──────── TEXT FOR ANALYSIS ────────
  • The press release announcing the spending didn’t mention it was federal COVID relief money paying for the expansion of services in parts of the state that are a key political base for Kemp and Republicans.
  • However, those are only the latest in a yearlong spending spree that has seen Kemp dole out money to Georgians using either the federal COVID relief grants he previously criticized or state tax surpluses built — at least partly — on increased federal payments to Georgians during the pandemic.
  • Kemp has, at the same time, made criticism of Democratic President Joe Biden’s economic policies one of the cornerstones of his campaign against Stacey Abrams. And he had long criticized the coronavirus relief package, which passed despite the opposition of every Republican in Congress, because it used a spending formula that he said short-shrifted Georgia at the expense of Democratic-led states.
  • State Sen. Nan Orrock, D-Atlanta, a member of the Senate Appropriations Committee, said the Republican governor was “talking out of both sides of his mouth.”“He wants to spend like a drunken sailor to help his reelection at the same time he’s throwing bombs at Democrats in Washington who provided the money,” she said.
  • When he announced the checks to be sent to Medicaid, food stamp and welfare recipients, Kemp released a statement saying it was needed, “given the harmful effects of President Biden’s economic agenda, and to help offset family struggles due to 40-year-high inflation.”
  • That has frustrated Abrams and other Democrats, who say that the governor has used federal funding he opposed while at the same time bashing the president and currying favor with voters before an election.
────────
◆ **REQUIRED WORK**:
a) According to the excerpt on Governor Kemp's spending, why had Kemp long criticized the coronavirus relief package? Answer in one to three sentences.
b) Summarize the excerpt on Governor Kemp's spending in two sentences.
The material after this has nothing to do with the tasks.
──────── THE DATA ────────
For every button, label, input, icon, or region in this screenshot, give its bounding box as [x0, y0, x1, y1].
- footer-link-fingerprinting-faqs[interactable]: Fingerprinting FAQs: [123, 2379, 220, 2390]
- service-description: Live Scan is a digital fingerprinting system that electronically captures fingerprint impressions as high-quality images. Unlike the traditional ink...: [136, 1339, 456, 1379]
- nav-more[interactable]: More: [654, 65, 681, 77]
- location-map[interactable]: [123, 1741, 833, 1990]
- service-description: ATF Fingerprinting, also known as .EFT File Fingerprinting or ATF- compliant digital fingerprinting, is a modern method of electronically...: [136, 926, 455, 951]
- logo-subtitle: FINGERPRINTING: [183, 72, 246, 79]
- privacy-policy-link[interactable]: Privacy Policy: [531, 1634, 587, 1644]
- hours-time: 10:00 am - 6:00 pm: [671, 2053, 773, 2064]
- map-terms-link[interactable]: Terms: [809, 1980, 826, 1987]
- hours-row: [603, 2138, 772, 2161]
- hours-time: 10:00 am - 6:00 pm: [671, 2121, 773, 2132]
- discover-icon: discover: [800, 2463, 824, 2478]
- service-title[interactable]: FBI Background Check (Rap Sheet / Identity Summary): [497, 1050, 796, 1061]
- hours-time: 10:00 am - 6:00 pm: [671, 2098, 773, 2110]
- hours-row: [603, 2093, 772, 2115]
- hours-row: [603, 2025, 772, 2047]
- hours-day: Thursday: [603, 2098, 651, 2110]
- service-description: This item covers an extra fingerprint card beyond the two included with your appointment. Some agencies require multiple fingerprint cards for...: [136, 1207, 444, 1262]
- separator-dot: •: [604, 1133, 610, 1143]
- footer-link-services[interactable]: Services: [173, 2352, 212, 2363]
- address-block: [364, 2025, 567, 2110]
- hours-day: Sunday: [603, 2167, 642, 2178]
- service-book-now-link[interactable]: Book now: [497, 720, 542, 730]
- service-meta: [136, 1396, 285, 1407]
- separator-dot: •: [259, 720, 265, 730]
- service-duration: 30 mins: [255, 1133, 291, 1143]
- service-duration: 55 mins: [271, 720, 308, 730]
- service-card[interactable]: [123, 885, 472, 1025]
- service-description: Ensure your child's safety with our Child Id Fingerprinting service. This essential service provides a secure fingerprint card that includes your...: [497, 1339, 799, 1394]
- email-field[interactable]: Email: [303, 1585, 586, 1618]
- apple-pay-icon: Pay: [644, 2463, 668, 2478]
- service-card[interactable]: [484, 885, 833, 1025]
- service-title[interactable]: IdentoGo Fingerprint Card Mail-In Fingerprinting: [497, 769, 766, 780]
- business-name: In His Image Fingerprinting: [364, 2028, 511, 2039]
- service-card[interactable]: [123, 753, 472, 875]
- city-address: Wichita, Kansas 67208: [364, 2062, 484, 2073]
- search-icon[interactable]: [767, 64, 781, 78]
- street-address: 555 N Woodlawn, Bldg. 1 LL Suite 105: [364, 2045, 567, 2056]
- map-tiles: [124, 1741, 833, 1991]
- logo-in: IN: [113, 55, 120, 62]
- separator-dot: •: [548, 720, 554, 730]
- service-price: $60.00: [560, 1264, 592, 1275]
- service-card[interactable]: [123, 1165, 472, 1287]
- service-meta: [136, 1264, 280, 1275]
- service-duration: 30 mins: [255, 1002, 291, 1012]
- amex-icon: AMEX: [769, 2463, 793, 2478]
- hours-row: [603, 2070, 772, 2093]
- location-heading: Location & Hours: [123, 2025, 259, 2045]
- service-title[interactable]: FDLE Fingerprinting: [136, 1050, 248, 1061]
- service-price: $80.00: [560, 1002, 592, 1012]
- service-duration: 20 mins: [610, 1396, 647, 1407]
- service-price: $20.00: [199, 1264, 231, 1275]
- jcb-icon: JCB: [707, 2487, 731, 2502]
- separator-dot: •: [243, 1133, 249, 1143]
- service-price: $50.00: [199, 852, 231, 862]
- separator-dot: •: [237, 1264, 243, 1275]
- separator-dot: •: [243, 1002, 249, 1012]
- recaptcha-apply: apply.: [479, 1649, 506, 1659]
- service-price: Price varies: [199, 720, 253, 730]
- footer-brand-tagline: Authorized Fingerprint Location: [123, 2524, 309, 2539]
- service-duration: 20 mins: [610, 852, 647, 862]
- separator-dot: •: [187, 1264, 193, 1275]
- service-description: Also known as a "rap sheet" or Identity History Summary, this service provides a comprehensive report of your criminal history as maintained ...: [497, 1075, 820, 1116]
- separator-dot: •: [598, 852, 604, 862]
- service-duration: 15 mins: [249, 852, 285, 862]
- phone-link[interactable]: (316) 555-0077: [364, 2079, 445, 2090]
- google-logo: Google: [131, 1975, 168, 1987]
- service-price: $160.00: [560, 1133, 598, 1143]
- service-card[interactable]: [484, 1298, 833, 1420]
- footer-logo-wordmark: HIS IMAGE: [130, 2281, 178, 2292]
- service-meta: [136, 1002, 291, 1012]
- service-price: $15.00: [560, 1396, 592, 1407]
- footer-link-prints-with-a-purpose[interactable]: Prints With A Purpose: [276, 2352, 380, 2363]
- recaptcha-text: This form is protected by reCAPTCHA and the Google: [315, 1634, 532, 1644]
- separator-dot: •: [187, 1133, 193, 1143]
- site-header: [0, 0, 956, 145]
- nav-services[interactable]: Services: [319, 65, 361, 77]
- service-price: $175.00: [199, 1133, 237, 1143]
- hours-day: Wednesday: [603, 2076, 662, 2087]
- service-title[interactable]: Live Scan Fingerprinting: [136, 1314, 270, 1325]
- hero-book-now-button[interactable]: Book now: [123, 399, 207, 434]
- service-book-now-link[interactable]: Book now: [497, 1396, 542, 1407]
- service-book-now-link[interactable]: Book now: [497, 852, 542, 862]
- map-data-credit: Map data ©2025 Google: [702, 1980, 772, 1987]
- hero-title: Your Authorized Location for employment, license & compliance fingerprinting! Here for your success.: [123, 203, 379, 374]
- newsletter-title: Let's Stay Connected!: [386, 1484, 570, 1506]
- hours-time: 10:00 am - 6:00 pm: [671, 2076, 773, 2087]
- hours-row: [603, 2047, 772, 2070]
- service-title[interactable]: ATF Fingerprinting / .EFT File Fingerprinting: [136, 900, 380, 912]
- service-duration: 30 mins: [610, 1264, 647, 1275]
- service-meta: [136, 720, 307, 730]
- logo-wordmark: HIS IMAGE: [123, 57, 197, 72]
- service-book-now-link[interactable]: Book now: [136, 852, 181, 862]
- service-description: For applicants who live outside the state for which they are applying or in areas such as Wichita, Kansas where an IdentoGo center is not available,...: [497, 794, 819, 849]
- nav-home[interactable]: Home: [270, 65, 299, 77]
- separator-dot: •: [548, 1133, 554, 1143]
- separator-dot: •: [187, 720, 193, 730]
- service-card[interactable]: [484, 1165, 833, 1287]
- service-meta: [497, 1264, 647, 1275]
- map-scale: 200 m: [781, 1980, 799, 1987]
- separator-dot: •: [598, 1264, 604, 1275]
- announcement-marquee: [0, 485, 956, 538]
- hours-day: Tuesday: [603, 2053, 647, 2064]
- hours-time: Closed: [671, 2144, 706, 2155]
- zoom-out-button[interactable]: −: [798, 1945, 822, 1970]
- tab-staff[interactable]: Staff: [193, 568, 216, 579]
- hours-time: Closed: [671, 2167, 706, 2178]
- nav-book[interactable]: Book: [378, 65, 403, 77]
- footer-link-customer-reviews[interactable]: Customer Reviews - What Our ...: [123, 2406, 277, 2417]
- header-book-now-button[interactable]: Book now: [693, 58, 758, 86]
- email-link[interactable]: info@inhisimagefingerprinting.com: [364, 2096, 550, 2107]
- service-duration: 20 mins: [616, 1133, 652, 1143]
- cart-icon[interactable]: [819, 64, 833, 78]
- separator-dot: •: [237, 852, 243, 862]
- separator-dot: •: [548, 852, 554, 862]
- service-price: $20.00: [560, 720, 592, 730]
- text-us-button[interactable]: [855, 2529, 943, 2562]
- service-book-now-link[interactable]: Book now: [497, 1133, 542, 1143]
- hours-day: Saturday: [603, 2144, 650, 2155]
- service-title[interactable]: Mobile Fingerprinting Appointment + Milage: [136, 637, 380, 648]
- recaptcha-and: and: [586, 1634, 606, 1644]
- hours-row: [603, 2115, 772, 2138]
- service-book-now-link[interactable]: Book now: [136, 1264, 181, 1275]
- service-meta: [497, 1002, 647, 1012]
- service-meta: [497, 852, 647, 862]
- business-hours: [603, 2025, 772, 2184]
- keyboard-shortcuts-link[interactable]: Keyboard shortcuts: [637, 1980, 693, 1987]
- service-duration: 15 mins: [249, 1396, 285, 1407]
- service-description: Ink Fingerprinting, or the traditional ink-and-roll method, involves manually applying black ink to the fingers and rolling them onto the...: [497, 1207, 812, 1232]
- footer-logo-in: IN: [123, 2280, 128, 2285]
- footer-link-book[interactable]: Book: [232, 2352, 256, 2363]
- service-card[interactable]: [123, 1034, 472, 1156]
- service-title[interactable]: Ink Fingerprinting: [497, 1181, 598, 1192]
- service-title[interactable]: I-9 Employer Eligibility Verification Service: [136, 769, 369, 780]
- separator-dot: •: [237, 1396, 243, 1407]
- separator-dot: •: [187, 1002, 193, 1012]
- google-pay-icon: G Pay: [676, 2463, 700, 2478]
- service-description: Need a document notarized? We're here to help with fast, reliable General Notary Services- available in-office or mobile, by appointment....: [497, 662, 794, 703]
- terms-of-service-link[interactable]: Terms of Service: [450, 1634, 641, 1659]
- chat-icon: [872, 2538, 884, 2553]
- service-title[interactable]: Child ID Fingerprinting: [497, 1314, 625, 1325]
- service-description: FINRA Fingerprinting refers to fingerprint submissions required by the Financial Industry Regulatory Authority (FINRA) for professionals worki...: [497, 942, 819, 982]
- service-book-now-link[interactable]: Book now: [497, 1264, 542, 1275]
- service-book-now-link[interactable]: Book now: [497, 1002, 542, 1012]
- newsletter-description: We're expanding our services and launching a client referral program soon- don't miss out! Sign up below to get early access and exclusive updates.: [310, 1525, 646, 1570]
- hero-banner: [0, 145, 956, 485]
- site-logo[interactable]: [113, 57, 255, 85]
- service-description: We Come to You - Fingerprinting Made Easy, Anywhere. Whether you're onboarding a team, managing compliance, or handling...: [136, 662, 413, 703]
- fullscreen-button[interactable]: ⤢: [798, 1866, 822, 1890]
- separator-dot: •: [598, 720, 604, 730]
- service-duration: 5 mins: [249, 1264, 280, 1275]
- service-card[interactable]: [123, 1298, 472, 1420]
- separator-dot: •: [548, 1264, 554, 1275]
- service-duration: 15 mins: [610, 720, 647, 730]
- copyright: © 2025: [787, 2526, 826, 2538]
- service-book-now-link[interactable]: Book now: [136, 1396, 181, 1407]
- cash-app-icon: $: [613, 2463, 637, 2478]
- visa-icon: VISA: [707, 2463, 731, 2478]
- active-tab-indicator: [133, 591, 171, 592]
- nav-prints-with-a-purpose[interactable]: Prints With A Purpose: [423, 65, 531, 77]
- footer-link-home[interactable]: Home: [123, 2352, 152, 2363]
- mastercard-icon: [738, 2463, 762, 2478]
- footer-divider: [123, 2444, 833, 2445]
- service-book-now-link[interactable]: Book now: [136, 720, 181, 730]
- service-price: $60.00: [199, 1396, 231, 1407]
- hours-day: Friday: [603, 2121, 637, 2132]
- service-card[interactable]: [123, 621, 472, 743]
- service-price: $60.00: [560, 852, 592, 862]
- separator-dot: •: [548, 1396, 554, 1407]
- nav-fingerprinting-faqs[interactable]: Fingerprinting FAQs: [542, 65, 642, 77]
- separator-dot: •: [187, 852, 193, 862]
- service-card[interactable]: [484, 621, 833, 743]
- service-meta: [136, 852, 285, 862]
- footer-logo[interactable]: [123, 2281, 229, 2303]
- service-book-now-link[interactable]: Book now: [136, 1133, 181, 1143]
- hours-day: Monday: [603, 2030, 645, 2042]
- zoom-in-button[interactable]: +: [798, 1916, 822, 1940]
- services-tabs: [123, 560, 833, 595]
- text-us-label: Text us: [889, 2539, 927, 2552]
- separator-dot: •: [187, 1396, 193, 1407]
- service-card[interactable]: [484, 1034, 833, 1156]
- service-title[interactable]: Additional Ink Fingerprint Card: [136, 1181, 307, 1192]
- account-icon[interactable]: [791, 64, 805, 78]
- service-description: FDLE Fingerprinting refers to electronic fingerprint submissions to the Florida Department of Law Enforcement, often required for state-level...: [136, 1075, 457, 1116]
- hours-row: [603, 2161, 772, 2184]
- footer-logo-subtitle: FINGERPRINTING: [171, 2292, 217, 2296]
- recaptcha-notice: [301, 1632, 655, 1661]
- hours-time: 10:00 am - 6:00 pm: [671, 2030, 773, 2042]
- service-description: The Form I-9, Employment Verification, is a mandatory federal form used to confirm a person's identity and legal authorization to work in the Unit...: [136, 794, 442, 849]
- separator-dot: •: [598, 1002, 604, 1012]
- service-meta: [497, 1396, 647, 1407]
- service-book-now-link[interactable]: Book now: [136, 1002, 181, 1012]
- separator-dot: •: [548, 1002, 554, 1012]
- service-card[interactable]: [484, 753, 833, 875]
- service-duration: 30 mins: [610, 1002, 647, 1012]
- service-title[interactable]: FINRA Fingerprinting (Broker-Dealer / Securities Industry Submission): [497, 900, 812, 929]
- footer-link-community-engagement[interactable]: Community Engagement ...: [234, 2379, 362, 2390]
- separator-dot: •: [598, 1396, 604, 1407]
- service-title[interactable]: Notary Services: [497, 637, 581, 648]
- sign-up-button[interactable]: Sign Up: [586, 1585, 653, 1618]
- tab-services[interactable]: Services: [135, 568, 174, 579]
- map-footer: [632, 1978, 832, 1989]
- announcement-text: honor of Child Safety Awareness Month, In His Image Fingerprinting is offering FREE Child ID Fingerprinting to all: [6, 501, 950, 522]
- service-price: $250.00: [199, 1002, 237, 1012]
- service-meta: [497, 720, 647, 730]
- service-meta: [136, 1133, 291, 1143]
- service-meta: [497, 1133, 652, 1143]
────────
◆ **TASK-BY-TASK RESULTS**:
a) Kemp criticized the coronavirus relief package because it used a spending formula that, he said, short-shrifted Georgia at the expense of Democratic-led states.

b) Over the past year, Kemp has handed out money to Georgians using federal COVID relief grants he once criticized, or state tax surpluses built partly on pandemic-era federal payments, while making criticism of President Biden's economic policies a cornerstone of his campaign against Stacey Abrams. Abrams and other Democrats, including State Sen. Nan Orrock, say the governor is spending federal funding he opposed to win favor with voters while bashing the Democrats who provided it.